(Recorded data)
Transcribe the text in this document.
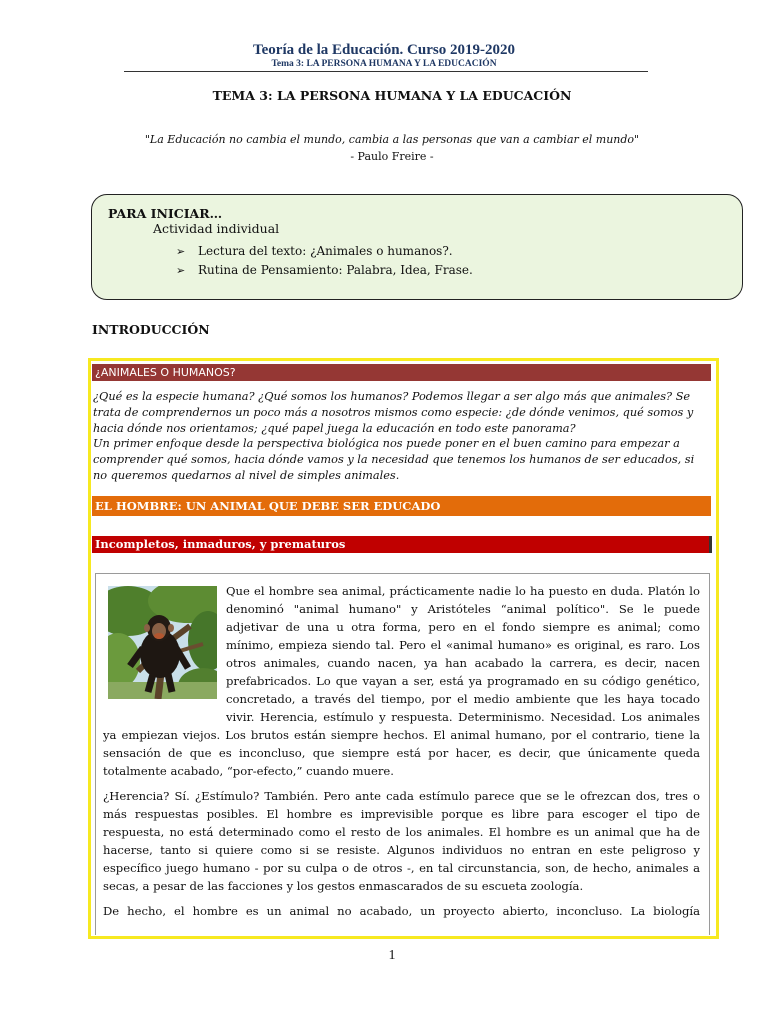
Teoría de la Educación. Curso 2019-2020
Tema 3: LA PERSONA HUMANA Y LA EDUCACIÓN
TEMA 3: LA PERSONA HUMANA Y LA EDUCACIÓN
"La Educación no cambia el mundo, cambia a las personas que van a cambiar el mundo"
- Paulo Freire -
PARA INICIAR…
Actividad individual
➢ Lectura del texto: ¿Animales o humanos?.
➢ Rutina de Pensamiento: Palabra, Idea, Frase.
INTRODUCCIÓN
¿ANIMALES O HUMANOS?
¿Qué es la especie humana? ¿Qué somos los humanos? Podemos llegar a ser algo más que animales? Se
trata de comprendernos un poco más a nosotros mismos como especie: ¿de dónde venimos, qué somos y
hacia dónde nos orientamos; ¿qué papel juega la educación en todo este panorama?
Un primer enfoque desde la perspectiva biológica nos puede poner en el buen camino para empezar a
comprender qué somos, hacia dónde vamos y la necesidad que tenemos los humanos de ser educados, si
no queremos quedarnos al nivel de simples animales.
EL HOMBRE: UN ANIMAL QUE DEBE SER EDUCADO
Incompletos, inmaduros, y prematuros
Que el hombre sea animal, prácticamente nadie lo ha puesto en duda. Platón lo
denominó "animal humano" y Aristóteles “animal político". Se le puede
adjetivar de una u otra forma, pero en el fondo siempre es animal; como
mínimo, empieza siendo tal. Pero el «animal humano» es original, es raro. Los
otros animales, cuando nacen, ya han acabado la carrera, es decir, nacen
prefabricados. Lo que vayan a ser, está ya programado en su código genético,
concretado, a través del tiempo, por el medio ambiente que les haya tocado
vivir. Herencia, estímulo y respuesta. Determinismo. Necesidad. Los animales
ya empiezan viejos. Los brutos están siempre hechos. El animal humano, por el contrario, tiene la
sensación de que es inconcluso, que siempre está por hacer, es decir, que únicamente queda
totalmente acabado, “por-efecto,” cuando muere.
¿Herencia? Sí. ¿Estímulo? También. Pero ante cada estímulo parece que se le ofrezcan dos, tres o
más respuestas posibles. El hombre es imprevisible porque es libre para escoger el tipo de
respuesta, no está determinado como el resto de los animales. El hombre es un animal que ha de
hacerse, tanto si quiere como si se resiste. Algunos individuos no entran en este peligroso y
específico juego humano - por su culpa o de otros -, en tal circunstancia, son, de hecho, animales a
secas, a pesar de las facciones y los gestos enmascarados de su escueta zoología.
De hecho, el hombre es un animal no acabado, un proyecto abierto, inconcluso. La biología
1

TASK GOAL:
Look through the data above. Copy every line with the string "especie" in it.

EXERCISE OUTPUT:
¿Qué es la especie humana? ¿Qué somos los humanos? Podemos llegar a ser algo más que animales? Se
trata de comprendernos un poco más a nosotros mismos como especie: ¿de dónde venimos, qué somos y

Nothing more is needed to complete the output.